#### Given records ####

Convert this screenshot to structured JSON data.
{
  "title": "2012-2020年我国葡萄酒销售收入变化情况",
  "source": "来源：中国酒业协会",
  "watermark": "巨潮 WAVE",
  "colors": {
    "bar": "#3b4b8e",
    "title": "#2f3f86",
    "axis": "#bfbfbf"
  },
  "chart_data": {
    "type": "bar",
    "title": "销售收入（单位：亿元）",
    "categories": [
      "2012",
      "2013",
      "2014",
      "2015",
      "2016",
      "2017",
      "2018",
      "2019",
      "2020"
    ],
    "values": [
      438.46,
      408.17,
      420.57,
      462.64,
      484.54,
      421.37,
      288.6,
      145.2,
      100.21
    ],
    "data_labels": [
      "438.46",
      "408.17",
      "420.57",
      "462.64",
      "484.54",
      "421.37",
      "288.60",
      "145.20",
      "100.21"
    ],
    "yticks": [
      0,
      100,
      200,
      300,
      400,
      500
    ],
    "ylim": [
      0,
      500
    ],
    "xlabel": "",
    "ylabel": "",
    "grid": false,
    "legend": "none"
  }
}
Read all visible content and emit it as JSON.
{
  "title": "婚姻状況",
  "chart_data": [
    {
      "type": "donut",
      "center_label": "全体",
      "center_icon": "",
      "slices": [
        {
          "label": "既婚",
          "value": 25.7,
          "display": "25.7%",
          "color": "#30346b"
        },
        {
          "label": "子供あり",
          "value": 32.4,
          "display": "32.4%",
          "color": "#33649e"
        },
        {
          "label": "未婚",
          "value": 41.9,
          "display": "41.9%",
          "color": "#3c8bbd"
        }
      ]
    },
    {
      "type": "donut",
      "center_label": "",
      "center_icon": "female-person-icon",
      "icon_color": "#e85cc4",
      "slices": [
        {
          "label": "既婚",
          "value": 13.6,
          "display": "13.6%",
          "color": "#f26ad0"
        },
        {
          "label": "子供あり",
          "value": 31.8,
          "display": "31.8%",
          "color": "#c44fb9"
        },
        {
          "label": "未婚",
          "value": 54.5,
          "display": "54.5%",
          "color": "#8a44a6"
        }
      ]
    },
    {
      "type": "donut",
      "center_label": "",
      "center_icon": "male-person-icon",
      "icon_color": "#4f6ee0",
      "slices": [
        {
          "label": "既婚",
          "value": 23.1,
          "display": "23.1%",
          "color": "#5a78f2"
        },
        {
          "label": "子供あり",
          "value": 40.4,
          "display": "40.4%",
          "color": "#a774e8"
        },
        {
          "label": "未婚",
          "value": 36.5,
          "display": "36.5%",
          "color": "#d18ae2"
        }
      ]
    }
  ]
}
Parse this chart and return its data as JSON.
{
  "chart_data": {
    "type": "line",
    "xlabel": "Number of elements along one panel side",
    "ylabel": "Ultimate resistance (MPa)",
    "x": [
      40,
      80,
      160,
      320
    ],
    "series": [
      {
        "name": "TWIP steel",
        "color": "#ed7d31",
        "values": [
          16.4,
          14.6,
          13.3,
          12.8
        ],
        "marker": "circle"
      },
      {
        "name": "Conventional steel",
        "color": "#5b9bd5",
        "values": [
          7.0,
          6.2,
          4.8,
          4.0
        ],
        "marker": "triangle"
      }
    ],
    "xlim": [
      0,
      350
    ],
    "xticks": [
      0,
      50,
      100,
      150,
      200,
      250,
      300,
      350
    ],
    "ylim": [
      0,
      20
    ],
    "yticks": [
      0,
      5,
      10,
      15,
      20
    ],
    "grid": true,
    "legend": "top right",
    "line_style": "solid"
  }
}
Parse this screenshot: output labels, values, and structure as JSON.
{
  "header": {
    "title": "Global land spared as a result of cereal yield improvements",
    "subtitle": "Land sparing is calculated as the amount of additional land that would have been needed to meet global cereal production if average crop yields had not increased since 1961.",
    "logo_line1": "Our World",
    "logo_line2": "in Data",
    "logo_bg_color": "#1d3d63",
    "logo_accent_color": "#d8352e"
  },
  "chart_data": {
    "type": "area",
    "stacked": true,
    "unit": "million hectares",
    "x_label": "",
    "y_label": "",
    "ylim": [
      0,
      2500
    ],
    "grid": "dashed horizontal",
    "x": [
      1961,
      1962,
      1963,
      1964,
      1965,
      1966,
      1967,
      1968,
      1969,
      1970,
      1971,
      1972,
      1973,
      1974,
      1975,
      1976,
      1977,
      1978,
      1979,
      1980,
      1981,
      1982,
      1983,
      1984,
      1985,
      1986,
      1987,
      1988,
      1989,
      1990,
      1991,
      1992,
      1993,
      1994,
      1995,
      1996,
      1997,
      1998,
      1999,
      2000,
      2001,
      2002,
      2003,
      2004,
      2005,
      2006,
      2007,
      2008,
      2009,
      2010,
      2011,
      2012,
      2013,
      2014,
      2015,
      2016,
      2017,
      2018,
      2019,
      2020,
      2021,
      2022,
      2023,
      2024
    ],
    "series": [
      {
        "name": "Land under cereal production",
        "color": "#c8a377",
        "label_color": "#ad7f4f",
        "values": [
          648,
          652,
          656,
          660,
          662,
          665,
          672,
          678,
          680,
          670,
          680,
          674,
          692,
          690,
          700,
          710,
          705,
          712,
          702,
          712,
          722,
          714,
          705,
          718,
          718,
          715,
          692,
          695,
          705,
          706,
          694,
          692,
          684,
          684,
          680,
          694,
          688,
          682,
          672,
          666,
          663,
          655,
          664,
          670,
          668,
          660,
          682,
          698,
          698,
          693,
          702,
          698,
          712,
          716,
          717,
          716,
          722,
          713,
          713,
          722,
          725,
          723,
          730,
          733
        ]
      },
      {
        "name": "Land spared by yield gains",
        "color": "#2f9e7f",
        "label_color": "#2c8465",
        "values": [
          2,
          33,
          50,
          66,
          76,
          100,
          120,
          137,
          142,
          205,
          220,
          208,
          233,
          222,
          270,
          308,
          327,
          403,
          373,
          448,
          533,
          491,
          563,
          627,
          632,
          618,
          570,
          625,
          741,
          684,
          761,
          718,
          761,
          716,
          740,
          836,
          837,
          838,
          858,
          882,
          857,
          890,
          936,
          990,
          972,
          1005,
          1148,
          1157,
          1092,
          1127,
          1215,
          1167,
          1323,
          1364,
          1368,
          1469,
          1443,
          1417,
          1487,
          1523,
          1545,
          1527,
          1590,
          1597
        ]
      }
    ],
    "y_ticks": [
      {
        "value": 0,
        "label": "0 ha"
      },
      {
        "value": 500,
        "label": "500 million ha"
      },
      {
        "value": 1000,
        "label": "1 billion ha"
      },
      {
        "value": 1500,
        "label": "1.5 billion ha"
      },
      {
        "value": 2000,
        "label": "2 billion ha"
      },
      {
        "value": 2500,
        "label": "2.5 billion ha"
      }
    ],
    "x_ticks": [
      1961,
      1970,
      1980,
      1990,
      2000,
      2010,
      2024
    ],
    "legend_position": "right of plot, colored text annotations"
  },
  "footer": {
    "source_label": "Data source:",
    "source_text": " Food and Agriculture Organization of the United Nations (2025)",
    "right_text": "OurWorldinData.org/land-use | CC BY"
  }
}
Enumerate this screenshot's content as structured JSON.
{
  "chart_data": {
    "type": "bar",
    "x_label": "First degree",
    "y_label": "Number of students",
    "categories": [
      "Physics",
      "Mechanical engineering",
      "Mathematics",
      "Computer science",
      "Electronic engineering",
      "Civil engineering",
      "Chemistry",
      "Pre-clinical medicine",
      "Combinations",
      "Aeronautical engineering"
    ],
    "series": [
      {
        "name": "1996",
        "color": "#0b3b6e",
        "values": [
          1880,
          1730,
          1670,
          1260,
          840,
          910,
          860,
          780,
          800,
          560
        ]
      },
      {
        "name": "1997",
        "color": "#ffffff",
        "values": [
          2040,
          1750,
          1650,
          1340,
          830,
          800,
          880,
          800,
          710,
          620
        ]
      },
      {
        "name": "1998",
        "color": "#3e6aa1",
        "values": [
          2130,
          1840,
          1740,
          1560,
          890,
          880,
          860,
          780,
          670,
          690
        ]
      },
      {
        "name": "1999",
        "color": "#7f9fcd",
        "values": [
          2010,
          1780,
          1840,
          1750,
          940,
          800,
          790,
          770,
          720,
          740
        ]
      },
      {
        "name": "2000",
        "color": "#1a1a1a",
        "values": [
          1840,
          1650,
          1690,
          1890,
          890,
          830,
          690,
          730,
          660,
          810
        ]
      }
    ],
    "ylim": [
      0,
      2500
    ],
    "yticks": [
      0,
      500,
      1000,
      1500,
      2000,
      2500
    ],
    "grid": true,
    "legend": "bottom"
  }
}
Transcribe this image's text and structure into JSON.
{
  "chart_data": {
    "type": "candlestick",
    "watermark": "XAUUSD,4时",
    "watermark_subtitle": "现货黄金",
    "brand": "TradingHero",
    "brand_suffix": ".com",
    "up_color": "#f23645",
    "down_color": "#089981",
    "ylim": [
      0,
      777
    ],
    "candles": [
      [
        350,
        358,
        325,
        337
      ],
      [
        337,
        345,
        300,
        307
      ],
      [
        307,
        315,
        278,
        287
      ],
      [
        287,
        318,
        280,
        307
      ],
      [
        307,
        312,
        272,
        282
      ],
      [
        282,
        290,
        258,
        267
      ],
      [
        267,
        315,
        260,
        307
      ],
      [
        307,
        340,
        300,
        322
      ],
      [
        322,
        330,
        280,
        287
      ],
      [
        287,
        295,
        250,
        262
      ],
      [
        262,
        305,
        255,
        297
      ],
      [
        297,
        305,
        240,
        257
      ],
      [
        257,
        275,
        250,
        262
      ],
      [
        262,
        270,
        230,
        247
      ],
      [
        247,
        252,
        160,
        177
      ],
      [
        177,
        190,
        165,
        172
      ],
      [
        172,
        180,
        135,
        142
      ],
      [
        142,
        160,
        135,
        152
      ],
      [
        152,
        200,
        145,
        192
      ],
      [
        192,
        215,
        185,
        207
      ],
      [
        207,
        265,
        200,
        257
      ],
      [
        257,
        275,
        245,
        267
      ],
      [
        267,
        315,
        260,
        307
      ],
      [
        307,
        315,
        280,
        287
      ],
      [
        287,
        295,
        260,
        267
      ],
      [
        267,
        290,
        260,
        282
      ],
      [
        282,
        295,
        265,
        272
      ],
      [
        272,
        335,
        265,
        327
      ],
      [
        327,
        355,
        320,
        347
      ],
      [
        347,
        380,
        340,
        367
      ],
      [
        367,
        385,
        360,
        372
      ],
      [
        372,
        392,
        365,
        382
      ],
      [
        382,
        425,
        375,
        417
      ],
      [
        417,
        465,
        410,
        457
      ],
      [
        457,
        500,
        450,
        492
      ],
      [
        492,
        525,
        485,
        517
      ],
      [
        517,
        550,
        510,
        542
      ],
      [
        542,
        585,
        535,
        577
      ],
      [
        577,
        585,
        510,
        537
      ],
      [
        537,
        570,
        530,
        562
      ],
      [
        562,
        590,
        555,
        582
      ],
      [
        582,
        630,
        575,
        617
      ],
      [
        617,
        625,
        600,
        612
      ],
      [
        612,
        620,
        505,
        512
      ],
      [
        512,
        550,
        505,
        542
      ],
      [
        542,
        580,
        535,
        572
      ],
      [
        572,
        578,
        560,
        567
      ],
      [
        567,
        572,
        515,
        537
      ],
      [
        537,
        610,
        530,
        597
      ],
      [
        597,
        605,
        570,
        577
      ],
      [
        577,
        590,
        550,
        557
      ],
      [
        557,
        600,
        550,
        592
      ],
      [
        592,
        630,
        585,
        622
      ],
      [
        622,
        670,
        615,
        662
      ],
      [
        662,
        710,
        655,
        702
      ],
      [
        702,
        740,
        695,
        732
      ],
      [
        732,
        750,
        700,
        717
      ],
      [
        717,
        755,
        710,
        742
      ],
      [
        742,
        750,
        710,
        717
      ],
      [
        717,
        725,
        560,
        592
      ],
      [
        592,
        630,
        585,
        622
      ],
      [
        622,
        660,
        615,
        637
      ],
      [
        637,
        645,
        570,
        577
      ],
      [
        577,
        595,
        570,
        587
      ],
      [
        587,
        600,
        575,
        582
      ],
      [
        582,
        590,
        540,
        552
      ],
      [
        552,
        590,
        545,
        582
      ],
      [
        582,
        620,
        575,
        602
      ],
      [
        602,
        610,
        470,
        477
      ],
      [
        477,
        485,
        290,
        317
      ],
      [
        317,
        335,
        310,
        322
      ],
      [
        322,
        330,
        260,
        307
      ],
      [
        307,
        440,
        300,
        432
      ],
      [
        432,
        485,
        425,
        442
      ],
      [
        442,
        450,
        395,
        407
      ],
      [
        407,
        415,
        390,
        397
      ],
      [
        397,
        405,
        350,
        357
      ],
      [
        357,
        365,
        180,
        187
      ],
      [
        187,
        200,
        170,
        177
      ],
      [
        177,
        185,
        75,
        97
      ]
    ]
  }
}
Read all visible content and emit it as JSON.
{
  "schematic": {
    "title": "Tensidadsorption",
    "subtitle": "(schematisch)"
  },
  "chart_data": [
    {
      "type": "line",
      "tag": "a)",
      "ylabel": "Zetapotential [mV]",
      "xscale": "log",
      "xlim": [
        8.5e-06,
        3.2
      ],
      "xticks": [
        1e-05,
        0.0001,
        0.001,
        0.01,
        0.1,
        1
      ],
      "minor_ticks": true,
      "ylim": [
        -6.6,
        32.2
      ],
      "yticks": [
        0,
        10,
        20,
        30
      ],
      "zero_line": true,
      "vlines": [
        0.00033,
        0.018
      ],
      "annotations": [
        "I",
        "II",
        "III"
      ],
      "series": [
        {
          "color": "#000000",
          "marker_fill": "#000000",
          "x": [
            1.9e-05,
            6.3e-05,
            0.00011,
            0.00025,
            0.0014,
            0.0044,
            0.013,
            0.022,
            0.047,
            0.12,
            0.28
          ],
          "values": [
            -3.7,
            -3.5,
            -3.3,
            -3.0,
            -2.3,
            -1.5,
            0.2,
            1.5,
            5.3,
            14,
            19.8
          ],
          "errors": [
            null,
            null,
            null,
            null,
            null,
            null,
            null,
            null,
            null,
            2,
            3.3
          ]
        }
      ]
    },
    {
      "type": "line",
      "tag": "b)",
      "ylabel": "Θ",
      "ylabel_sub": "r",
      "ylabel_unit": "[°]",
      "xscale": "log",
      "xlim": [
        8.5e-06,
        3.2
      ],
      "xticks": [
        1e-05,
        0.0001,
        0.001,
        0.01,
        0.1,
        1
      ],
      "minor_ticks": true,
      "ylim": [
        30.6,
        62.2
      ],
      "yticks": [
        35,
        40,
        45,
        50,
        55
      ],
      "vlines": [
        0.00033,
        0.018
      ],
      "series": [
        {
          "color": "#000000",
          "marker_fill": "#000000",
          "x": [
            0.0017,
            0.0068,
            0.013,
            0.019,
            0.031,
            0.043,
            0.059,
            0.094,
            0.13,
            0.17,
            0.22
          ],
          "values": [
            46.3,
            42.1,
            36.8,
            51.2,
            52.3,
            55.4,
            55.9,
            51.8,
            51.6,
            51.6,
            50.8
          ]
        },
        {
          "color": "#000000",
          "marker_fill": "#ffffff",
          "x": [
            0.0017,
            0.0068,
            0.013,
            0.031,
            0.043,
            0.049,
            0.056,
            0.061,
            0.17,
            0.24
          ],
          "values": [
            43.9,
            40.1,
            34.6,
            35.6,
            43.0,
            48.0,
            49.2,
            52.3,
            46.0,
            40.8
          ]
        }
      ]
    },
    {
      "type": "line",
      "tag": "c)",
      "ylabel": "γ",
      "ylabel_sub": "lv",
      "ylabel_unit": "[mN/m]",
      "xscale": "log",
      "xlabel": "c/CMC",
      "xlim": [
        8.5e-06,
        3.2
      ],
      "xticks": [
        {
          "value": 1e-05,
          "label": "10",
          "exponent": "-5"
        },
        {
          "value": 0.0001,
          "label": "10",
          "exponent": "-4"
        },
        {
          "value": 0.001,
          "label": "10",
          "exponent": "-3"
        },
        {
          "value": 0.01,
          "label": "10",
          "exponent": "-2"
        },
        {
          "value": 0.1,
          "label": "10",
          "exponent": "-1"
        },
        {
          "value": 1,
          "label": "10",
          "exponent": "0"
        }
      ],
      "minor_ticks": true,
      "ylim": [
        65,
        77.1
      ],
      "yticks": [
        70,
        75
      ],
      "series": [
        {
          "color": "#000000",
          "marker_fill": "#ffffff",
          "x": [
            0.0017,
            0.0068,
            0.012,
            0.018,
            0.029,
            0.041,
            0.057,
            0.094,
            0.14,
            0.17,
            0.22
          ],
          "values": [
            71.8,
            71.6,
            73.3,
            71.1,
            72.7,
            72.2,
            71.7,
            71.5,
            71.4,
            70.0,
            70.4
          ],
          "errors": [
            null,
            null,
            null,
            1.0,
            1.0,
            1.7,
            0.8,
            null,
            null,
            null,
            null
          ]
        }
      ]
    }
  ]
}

####

=== Instruction ===
Collect the complete line wherever the string "steel" appears in the records.

=== Solution ===
        "name": "TWIP steel",
        "name": "Conventional steel",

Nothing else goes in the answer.